* _TASK DIRECTIONS_
Send back all the data below, exactly as given.

(Data excerpts)
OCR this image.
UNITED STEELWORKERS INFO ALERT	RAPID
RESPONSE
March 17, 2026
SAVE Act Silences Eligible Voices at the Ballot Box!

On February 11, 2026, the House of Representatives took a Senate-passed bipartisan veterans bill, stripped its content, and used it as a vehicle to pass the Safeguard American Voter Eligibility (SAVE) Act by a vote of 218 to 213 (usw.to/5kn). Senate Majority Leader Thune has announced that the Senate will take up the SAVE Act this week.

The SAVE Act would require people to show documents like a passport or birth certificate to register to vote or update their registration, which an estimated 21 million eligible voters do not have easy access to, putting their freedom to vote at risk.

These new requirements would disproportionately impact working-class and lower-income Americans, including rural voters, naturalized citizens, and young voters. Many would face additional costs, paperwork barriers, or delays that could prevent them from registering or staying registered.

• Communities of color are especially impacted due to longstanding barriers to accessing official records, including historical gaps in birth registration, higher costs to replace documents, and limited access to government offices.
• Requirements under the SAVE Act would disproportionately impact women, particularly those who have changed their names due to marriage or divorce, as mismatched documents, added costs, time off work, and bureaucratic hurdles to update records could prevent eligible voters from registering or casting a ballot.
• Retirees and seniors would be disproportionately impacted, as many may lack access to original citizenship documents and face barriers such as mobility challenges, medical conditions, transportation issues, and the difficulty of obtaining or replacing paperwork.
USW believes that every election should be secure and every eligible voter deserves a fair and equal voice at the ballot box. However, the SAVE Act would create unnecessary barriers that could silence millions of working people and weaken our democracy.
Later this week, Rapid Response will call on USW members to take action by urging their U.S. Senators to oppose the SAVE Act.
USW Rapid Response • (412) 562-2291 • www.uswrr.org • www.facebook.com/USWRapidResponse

* _THE RESULT_
OCR this image.
UNITED STEELWORKERS INFO ALERT	RAPID
RESPONSE
March 17, 2026
SAVE Act Silences Eligible Voices at the Ballot Box!

On February 11, 2026, the House of Representatives took a Senate-passed bipartisan veterans bill, stripped its content, and used it as a vehicle to pass the Safeguard American Voter Eligibility (SAVE) Act by a vote of 218 to 213 (usw.to/5kn). Senate Majority Leader Thune has announced that the Senate will take up the SAVE Act this week.

The SAVE Act would require people to show documents like a passport or birth certificate to register to vote or update their registration, which an estimated 21 million eligible voters do not have easy access to, putting their freedom to vote at risk.

These new requirements would disproportionately impact working-class and lower-income Americans, including rural voters, naturalized citizens, and young voters. Many would face additional costs, paperwork barriers, or delays that could prevent them from registering or staying registered.

• Communities of color are especially impacted due to longstanding barriers to accessing official records, including historical gaps in birth registration, higher costs to replace documents, and limited access to government offices.
• Requirements under the SAVE Act would disproportionately impact women, particularly those who have changed their names due to marriage or divorce, as mismatched documents, added costs, time off work, and bureaucratic hurdles to update records could prevent eligible voters from registering or casting a ballot.
• Retirees and seniors would be disproportionately impacted, as many may lack access to original citizenship documents and face barriers such as mobility challenges, medical conditions, transportation issues, and the difficulty of obtaining or replacing paperwork.
USW believes that every election should be secure and every eligible voter deserves a fair and equal voice at the ballot box. However, the SAVE Act would create unnecessary barriers that could silence millions of working people and weaken our democracy.
Later this week, Rapid Response will call on USW members to take action by urging their U.S. Senators to oppose the SAVE Act.
USW Rapid Response • (412) 562-2291 • www.uswrr.org • www.facebook.com/USWRapidResponse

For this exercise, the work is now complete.